Exercise directions - Write the number of lines holding the word "icon", and nothing else.
--*--
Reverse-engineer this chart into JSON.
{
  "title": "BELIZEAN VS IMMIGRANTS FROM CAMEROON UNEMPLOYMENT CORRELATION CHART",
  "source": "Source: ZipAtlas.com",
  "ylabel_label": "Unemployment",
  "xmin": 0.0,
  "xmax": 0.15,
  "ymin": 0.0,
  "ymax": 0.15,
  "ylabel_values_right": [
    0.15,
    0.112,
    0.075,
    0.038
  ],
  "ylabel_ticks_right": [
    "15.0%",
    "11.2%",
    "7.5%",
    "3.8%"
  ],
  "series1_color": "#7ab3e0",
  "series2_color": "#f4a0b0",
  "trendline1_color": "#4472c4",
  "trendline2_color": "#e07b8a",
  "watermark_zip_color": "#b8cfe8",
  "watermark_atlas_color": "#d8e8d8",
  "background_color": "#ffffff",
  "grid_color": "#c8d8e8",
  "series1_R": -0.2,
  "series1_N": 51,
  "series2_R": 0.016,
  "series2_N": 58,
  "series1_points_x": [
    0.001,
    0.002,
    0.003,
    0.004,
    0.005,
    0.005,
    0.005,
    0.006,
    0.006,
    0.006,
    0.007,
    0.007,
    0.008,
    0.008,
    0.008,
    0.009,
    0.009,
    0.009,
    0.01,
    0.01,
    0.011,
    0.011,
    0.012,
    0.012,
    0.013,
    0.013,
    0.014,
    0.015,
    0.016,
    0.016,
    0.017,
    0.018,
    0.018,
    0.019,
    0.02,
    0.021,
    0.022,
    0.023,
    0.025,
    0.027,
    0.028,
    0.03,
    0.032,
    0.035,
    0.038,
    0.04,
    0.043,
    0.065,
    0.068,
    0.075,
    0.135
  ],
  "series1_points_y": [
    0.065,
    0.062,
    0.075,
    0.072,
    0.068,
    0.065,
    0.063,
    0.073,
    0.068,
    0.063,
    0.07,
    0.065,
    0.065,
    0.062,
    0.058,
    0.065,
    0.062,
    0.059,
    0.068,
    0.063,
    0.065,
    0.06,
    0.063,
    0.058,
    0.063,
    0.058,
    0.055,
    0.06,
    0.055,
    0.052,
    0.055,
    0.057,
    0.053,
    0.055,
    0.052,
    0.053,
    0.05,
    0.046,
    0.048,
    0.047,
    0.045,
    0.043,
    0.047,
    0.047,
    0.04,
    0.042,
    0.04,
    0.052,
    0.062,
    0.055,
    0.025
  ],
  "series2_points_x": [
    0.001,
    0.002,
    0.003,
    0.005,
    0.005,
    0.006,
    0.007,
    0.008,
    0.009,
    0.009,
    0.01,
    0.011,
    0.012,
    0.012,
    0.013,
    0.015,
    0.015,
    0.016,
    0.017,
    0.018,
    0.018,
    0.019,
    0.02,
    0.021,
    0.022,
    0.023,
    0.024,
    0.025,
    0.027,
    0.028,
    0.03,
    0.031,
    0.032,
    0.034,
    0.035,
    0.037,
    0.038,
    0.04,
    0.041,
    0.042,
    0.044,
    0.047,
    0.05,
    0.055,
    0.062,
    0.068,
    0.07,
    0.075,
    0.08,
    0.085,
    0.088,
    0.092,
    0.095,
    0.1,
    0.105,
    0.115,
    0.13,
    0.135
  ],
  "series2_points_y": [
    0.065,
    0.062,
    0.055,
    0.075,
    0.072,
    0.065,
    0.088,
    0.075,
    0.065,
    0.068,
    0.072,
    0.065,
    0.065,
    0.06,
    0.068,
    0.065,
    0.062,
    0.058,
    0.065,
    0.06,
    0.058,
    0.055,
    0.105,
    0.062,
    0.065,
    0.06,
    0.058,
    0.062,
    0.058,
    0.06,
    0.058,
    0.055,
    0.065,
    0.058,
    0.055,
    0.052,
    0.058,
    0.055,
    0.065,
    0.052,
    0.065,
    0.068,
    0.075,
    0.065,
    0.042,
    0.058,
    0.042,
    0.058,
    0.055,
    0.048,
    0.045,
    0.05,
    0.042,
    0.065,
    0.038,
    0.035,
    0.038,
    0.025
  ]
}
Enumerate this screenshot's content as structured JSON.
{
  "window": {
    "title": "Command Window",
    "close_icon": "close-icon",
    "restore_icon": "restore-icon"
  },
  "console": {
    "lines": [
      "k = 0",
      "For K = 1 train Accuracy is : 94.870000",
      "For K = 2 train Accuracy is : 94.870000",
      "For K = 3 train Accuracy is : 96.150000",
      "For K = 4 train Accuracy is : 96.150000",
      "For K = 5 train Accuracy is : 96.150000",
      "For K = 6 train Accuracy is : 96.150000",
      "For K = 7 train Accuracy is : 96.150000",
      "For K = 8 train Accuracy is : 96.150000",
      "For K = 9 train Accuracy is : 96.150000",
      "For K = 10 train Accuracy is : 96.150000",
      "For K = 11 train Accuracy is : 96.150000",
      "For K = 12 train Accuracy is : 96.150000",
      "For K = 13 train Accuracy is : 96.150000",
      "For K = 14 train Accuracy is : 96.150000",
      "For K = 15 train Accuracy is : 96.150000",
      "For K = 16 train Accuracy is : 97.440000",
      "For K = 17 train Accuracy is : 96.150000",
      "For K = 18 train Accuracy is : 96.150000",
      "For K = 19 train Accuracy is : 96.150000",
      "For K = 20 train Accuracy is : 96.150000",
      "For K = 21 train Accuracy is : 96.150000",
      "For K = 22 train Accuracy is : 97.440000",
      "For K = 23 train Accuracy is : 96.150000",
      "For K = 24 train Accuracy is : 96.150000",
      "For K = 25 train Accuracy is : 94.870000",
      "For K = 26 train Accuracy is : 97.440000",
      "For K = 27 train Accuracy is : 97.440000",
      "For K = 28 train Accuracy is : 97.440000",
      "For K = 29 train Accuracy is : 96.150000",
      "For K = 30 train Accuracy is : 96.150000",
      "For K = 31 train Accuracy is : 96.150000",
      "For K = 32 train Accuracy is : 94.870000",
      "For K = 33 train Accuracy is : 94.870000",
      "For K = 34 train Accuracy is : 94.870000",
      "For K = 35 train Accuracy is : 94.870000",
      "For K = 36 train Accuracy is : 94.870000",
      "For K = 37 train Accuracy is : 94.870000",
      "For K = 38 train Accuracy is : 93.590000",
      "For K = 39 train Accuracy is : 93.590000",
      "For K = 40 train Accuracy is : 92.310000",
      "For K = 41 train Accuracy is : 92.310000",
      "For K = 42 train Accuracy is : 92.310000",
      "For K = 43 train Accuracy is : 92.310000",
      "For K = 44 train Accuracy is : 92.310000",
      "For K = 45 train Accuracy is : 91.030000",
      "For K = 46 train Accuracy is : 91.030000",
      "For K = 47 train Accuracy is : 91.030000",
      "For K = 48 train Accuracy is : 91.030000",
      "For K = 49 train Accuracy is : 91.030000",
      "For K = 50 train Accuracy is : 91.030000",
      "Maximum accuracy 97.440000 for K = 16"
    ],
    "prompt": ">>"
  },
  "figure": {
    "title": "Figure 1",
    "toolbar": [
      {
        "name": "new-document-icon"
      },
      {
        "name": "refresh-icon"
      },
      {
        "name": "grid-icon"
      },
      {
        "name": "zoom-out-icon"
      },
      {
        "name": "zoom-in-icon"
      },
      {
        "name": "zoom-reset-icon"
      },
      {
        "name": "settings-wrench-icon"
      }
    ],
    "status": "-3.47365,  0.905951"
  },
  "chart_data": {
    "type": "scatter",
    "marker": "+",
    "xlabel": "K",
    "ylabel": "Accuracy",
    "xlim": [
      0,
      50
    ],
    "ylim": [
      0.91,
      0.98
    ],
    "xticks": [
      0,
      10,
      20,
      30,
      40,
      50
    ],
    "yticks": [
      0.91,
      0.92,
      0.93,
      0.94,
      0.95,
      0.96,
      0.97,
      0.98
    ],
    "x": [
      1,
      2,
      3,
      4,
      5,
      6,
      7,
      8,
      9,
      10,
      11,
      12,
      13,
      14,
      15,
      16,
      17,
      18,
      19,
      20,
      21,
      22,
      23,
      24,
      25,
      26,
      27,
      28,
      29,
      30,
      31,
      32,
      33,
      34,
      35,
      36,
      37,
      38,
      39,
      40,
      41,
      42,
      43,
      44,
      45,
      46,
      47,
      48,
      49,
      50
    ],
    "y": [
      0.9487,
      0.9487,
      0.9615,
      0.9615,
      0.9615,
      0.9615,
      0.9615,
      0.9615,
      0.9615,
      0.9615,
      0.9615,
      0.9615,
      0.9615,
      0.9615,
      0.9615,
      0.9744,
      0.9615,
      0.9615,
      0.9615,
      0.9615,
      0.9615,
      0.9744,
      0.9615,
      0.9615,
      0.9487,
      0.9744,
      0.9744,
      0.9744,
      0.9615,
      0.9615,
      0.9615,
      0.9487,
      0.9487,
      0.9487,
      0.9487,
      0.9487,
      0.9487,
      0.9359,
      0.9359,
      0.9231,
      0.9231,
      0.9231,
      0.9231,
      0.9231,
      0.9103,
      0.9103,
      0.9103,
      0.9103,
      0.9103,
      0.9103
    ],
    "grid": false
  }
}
--*--
Reply to the exercise - 9